— Start Supplied information —
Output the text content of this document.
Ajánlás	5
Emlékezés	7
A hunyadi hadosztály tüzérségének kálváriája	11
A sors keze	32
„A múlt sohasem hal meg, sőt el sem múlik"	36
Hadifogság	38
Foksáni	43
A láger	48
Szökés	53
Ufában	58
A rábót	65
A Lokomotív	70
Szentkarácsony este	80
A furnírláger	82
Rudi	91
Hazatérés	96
— End Supplied information —
— Start Supplied information —
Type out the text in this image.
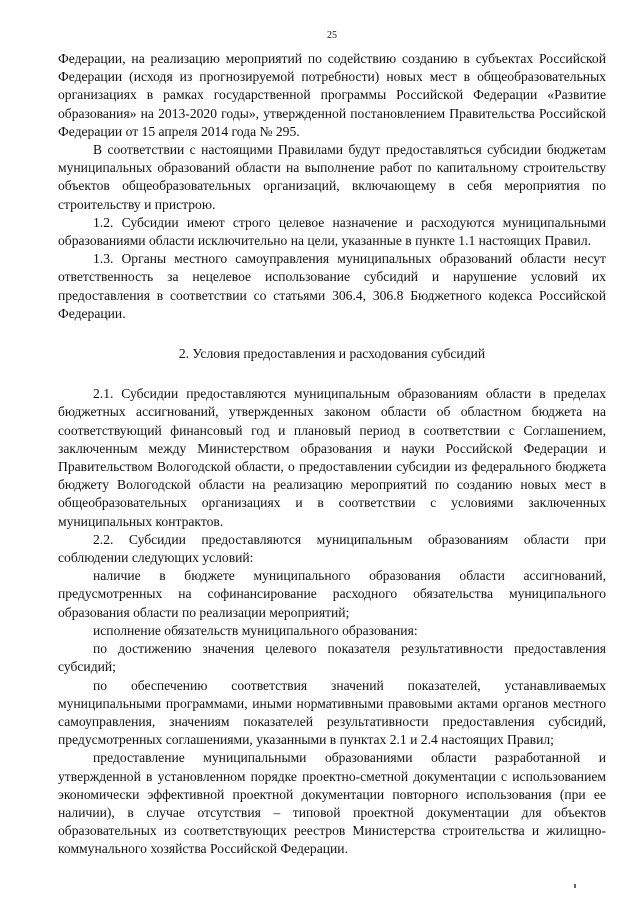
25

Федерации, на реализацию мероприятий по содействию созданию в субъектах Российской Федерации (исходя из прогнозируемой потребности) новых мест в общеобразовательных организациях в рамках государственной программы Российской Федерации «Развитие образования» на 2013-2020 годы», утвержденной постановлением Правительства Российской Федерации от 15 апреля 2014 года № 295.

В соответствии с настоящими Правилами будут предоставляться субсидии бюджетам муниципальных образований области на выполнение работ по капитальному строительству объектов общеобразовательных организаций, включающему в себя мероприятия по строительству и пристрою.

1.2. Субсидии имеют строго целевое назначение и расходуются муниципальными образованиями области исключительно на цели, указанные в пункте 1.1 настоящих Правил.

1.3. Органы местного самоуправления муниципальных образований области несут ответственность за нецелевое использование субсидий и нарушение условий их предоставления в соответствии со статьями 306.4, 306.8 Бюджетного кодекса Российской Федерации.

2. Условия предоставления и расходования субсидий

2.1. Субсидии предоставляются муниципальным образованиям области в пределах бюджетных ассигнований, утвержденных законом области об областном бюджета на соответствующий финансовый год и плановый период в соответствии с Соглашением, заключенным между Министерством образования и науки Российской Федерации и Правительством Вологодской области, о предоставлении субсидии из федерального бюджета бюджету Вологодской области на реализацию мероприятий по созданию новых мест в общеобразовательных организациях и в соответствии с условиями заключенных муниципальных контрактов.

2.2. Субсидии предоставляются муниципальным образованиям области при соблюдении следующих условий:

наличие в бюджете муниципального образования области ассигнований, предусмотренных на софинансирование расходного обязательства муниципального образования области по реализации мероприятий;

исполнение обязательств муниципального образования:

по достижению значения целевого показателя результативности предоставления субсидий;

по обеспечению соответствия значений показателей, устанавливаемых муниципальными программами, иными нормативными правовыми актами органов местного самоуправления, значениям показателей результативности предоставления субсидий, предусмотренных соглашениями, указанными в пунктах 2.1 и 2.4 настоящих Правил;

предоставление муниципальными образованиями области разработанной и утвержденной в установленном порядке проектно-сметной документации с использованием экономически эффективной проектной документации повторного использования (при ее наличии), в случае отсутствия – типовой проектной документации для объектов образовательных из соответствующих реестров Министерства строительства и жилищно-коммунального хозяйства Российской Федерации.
— End Supplied information —
■ What is expected: Indicate how many lines of the material contain the string "предоставления", giving the number and nothing more.

■ Response for this exercise: 4